» What the task requires
Send back the entries below exactly as they appear.

» Records to use
* START *
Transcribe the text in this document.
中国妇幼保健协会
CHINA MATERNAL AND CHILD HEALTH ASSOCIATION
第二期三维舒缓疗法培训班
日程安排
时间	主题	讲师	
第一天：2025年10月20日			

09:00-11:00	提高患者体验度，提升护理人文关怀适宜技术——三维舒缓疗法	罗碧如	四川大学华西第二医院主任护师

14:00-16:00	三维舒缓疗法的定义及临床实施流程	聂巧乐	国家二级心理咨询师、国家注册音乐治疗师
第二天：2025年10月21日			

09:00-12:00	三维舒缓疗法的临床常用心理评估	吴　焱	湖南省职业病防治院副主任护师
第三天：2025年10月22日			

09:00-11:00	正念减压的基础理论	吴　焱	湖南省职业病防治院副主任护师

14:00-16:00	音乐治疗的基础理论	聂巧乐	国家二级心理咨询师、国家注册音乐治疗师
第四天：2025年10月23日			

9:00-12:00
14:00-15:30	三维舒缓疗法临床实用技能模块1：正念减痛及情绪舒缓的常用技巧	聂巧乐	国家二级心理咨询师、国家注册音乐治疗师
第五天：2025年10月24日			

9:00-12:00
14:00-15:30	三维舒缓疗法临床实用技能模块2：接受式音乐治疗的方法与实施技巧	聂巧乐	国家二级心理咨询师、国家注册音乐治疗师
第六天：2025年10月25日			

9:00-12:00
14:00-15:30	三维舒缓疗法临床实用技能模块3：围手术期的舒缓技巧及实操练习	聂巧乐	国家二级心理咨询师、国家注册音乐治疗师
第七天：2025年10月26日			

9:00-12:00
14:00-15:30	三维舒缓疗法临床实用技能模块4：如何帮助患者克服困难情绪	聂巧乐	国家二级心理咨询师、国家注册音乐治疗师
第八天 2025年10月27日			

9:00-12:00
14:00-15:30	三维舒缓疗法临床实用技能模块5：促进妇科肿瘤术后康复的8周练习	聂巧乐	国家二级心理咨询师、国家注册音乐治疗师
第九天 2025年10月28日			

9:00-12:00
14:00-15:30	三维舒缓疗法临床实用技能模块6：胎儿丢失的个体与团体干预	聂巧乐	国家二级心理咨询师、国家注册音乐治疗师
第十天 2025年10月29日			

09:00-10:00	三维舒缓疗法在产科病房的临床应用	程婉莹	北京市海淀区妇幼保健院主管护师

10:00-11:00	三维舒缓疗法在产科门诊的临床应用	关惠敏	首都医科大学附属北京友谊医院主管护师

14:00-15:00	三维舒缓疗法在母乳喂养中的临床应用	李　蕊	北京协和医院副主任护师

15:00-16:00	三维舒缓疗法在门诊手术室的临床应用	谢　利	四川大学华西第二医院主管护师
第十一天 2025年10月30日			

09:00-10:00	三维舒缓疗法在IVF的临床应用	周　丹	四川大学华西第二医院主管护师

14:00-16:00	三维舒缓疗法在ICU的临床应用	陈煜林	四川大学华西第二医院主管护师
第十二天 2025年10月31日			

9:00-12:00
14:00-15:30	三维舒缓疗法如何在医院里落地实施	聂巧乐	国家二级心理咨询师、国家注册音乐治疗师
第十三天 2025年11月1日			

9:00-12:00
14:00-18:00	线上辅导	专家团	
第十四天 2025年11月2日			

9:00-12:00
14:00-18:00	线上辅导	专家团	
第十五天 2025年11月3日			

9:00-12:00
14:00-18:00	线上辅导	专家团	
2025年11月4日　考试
* END *
» Output for this exercise
Transcribe the text in this document.
中国妇幼保健协会
CHINA MATERNAL AND CHILD HEALTH ASSOCIATION
第二期三维舒缓疗法培训班
日程安排
时间	主题	讲师	
第一天：2025年10月20日			

09:00-11:00	提高患者体验度，提升护理人文关怀适宜技术——三维舒缓疗法	罗碧如	四川大学华西第二医院主任护师

14:00-16:00	三维舒缓疗法的定义及临床实施流程	聂巧乐	国家二级心理咨询师、国家注册音乐治疗师
第二天：2025年10月21日			

09:00-12:00	三维舒缓疗法的临床常用心理评估	吴　焱	湖南省职业病防治院副主任护师
第三天：2025年10月22日			

09:00-11:00	正念减压的基础理论	吴　焱	湖南省职业病防治院副主任护师

14:00-16:00	音乐治疗的基础理论	聂巧乐	国家二级心理咨询师、国家注册音乐治疗师
第四天：2025年10月23日			

9:00-12:00
14:00-15:30	三维舒缓疗法临床实用技能模块1：正念减痛及情绪舒缓的常用技巧	聂巧乐	国家二级心理咨询师、国家注册音乐治疗师
第五天：2025年10月24日			

9:00-12:00
14:00-15:30	三维舒缓疗法临床实用技能模块2：接受式音乐治疗的方法与实施技巧	聂巧乐	国家二级心理咨询师、国家注册音乐治疗师
第六天：2025年10月25日			

9:00-12:00
14:00-15:30	三维舒缓疗法临床实用技能模块3：围手术期的舒缓技巧及实操练习	聂巧乐	国家二级心理咨询师、国家注册音乐治疗师
第七天：2025年10月26日			

9:00-12:00
14:00-15:30	三维舒缓疗法临床实用技能模块4：如何帮助患者克服困难情绪	聂巧乐	国家二级心理咨询师、国家注册音乐治疗师
第八天 2025年10月27日			

9:00-12:00
14:00-15:30	三维舒缓疗法临床实用技能模块5：促进妇科肿瘤术后康复的8周练习	聂巧乐	国家二级心理咨询师、国家注册音乐治疗师
第九天 2025年10月28日			

9:00-12:00
14:00-15:30	三维舒缓疗法临床实用技能模块6：胎儿丢失的个体与团体干预	聂巧乐	国家二级心理咨询师、国家注册音乐治疗师
第十天 2025年10月29日			

09:00-10:00	三维舒缓疗法在产科病房的临床应用	程婉莹	北京市海淀区妇幼保健院主管护师

10:00-11:00	三维舒缓疗法在产科门诊的临床应用	关惠敏	首都医科大学附属北京友谊医院主管护师

14:00-15:00	三维舒缓疗法在母乳喂养中的临床应用	李　蕊	北京协和医院副主任护师

15:00-16:00	三维舒缓疗法在门诊手术室的临床应用	谢　利	四川大学华西第二医院主管护师
第十一天 2025年10月30日			

09:00-10:00	三维舒缓疗法在IVF的临床应用	周　丹	四川大学华西第二医院主管护师

14:00-16:00	三维舒缓疗法在ICU的临床应用	陈煜林	四川大学华西第二医院主管护师
第十二天 2025年10月31日			

9:00-12:00
14:00-15:30	三维舒缓疗法如何在医院里落地实施	聂巧乐	国家二级心理咨询师、国家注册音乐治疗师
第十三天 2025年11月1日			

9:00-12:00
14:00-18:00	线上辅导	专家团	
第十四天 2025年11月2日			

9:00-12:00
14:00-18:00	线上辅导	专家团	
第十五天 2025年11月3日			

9:00-12:00
14:00-18:00	线上辅导	专家团	
2025年11月4日　考试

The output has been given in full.